Items stored from a collection:
--- START ---

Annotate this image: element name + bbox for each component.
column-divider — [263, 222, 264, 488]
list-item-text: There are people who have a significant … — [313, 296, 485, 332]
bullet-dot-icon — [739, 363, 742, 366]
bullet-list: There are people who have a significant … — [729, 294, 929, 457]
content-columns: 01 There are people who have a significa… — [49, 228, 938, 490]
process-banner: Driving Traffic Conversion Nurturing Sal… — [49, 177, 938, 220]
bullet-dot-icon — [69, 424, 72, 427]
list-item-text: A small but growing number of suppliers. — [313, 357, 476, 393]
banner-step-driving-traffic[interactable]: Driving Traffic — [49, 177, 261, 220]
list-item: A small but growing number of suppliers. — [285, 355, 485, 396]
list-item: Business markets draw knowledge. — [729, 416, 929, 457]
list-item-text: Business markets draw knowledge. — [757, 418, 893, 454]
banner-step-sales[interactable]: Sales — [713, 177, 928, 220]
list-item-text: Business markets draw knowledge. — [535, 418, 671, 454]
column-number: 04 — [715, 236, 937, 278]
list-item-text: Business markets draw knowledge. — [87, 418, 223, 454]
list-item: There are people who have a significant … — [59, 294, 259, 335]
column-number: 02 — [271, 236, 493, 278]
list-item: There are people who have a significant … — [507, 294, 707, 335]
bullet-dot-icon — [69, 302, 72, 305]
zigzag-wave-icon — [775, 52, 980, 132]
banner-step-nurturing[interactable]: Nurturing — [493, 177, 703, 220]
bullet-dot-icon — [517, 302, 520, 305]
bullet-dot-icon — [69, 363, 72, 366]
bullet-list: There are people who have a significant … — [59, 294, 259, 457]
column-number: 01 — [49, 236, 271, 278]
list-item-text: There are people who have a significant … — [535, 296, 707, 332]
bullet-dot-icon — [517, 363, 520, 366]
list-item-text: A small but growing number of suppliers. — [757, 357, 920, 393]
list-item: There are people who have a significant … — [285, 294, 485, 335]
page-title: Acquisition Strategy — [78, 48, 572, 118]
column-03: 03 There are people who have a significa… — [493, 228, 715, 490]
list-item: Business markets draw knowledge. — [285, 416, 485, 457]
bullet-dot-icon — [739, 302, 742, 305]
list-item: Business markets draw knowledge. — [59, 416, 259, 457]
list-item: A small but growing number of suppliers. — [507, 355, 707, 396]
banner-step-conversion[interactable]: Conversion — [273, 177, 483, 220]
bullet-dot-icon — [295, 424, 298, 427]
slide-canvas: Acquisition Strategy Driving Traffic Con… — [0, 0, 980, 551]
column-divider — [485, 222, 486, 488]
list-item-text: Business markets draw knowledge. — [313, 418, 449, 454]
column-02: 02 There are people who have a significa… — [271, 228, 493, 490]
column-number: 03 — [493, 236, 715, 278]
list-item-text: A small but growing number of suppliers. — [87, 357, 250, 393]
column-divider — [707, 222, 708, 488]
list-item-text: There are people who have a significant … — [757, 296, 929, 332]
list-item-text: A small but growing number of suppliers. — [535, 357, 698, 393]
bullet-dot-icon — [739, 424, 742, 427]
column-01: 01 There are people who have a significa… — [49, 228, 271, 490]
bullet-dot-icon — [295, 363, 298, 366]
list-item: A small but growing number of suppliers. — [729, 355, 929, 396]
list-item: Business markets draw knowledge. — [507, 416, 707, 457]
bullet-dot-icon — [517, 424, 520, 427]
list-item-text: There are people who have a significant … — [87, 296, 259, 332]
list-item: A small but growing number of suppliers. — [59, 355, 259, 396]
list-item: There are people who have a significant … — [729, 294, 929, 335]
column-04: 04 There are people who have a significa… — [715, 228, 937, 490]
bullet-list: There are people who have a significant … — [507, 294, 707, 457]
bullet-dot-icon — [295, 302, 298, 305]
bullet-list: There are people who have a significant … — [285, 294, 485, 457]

--- END ---

__Set exercise__. Copy all of the data above line for line, keeping every character unchanged.

__Final result__.
Annotate this image: element name + bbox for each component.
column-divider — [263, 222, 264, 488]
list-item-text: There are people who have a significant … — [313, 296, 485, 332]
bullet-dot-icon — [739, 363, 742, 366]
bullet-list: There are people who have a significant … — [729, 294, 929, 457]
content-columns: 01 There are people who have a significa… — [49, 228, 938, 490]
process-banner: Driving Traffic Conversion Nurturing Sal… — [49, 177, 938, 220]
bullet-dot-icon — [69, 424, 72, 427]
list-item-text: A small but growing number of suppliers. — [313, 357, 476, 393]
banner-step-driving-traffic[interactable]: Driving Traffic — [49, 177, 261, 220]
list-item: A small but growing number of suppliers. — [285, 355, 485, 396]
list-item: Business markets draw knowledge. — [729, 416, 929, 457]
list-item-text: Business markets draw knowledge. — [757, 418, 893, 454]
banner-step-sales[interactable]: Sales — [713, 177, 928, 220]
list-item-text: Business markets draw knowledge. — [535, 418, 671, 454]
column-number: 04 — [715, 236, 937, 278]
list-item-text: Business markets draw knowledge. — [87, 418, 223, 454]
list-item: There are people who have a significant … — [59, 294, 259, 335]
column-number: 02 — [271, 236, 493, 278]
list-item: There are people who have a significant … — [507, 294, 707, 335]
bullet-dot-icon — [69, 302, 72, 305]
zigzag-wave-icon — [775, 52, 980, 132]
banner-step-nurturing[interactable]: Nurturing — [493, 177, 703, 220]
bullet-dot-icon — [517, 302, 520, 305]
bullet-dot-icon — [69, 363, 72, 366]
bullet-list: There are people who have a significant … — [59, 294, 259, 457]
column-number: 01 — [49, 236, 271, 278]
list-item-text: There are people who have a significant … — [535, 296, 707, 332]
bullet-dot-icon — [517, 363, 520, 366]
list-item-text: A small but growing number of suppliers. — [757, 357, 920, 393]
list-item: There are people who have a significant … — [285, 294, 485, 335]
page-title: Acquisition Strategy — [78, 48, 572, 118]
column-03: 03 There are people who have a significa… — [493, 228, 715, 490]
list-item: Business markets draw knowledge. — [285, 416, 485, 457]
bullet-dot-icon — [739, 302, 742, 305]
list-item: Business markets draw knowledge. — [59, 416, 259, 457]
list-item: A small but growing number of suppliers. — [507, 355, 707, 396]
banner-step-conversion[interactable]: Conversion — [273, 177, 483, 220]
bullet-dot-icon — [295, 424, 298, 427]
slide-canvas: Acquisition Strategy Driving Traffic Con… — [0, 0, 980, 551]
column-divider — [485, 222, 486, 488]
list-item-text: Business markets draw knowledge. — [313, 418, 449, 454]
column-02: 02 There are people who have a significa… — [271, 228, 493, 490]
column-number: 03 — [493, 236, 715, 278]
list-item-text: A small but growing number of suppliers. — [87, 357, 250, 393]
column-divider — [707, 222, 708, 488]
list-item-text: There are people who have a significant … — [757, 296, 929, 332]
list-item-text: A small but growing number of suppliers. — [535, 357, 698, 393]
bullet-dot-icon — [739, 424, 742, 427]
column-01: 01 There are people who have a significa… — [49, 228, 271, 490]
bullet-dot-icon — [295, 363, 298, 366]
list-item: A small but growing number of suppliers. — [729, 355, 929, 396]
list-item: Business markets draw knowledge. — [507, 416, 707, 457]
bullet-dot-icon — [517, 424, 520, 427]
list-item-text: There are people who have a significant … — [87, 296, 259, 332]
list-item: A small but growing number of suppliers. — [59, 355, 259, 396]
list-item: There are people who have a significant … — [729, 294, 929, 335]
column-04: 04 There are people who have a significa… — [715, 228, 937, 490]
bullet-list: There are people who have a significant … — [507, 294, 707, 457]
bullet-dot-icon — [295, 302, 298, 305]
bullet-list: There are people who have a significant … — [285, 294, 485, 457]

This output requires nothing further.